>> Start RECORDS PROVIDED
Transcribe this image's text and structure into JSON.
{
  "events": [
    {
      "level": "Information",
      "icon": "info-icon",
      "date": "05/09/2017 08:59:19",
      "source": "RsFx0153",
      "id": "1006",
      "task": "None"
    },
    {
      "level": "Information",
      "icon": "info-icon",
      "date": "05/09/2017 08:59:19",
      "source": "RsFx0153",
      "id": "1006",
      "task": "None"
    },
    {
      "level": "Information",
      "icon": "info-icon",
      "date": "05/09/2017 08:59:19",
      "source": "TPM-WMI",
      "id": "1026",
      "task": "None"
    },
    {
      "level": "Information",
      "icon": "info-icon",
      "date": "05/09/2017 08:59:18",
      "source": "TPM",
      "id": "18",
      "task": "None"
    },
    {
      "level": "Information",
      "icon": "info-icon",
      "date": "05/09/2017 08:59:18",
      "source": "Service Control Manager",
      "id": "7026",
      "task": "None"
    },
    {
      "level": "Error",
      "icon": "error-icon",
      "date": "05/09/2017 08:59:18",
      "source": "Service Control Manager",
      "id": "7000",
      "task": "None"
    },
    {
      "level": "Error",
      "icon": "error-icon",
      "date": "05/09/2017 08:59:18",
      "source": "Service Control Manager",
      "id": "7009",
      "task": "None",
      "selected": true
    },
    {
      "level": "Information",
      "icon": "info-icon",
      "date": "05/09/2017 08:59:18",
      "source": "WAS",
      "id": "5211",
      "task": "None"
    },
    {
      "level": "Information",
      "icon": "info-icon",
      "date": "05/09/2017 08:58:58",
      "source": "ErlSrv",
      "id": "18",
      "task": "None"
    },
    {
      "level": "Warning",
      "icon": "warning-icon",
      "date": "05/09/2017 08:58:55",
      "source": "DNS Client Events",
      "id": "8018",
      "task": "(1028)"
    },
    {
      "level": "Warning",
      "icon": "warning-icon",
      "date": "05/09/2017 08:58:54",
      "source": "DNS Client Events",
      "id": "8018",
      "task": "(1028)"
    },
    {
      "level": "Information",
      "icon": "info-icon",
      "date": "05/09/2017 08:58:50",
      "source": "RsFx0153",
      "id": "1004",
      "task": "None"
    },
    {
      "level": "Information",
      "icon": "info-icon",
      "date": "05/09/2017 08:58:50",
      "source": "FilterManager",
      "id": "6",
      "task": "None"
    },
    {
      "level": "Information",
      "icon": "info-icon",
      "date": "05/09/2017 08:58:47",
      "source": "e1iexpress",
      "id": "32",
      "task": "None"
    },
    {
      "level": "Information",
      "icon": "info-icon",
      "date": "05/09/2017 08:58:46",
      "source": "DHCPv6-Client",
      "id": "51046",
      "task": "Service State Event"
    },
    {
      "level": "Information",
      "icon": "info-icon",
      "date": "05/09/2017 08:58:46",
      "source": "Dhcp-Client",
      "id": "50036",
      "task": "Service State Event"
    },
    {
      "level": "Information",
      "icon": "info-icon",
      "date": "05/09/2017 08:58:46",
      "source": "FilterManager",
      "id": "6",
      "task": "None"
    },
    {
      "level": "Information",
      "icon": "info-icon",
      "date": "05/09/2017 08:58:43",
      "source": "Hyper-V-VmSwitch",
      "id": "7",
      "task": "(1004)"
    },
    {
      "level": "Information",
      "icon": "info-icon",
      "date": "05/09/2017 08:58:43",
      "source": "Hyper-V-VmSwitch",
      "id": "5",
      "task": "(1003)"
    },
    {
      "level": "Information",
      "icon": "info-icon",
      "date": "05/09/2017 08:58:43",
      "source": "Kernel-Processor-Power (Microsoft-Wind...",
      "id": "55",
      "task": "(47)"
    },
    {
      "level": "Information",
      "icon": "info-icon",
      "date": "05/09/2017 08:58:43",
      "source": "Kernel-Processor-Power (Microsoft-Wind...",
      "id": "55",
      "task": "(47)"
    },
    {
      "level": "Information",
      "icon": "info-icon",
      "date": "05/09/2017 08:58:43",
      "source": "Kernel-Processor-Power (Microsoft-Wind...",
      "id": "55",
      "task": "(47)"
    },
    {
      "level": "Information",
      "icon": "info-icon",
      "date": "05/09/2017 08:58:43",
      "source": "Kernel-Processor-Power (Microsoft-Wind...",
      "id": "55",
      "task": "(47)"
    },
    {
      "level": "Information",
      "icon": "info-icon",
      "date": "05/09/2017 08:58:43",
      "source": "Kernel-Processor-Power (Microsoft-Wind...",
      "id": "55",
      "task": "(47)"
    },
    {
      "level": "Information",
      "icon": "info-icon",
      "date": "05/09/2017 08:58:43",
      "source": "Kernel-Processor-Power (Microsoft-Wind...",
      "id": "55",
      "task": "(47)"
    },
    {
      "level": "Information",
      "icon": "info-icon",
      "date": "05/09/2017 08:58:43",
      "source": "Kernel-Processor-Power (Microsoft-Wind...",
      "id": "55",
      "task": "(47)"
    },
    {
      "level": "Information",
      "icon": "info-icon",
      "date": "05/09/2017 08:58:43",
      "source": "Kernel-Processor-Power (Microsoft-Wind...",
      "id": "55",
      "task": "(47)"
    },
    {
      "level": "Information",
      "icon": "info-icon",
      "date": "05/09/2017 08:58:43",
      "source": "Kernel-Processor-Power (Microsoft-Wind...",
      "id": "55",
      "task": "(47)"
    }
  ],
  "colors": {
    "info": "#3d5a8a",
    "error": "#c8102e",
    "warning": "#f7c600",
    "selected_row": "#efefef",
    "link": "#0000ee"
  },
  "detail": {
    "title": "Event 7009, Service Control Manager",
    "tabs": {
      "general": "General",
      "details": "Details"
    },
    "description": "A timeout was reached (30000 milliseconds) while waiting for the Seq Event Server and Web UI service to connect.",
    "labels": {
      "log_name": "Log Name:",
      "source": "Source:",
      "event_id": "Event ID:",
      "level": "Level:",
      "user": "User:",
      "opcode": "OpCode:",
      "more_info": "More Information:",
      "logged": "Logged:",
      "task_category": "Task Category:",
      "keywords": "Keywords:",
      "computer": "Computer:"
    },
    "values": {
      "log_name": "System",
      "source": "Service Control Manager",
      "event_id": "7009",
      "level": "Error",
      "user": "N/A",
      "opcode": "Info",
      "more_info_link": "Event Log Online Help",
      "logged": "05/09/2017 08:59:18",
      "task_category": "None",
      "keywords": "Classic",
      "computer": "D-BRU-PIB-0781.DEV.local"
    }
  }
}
>> End RECORDS PROVIDED
▸ **TASK INSTRUCTIONS**
Pull every line containing "logged" out of the records.

▸ **RESPONSE TO THIS TASK**
      "logged": "Logged:",
      "logged": "05/09/2017 08:59:18",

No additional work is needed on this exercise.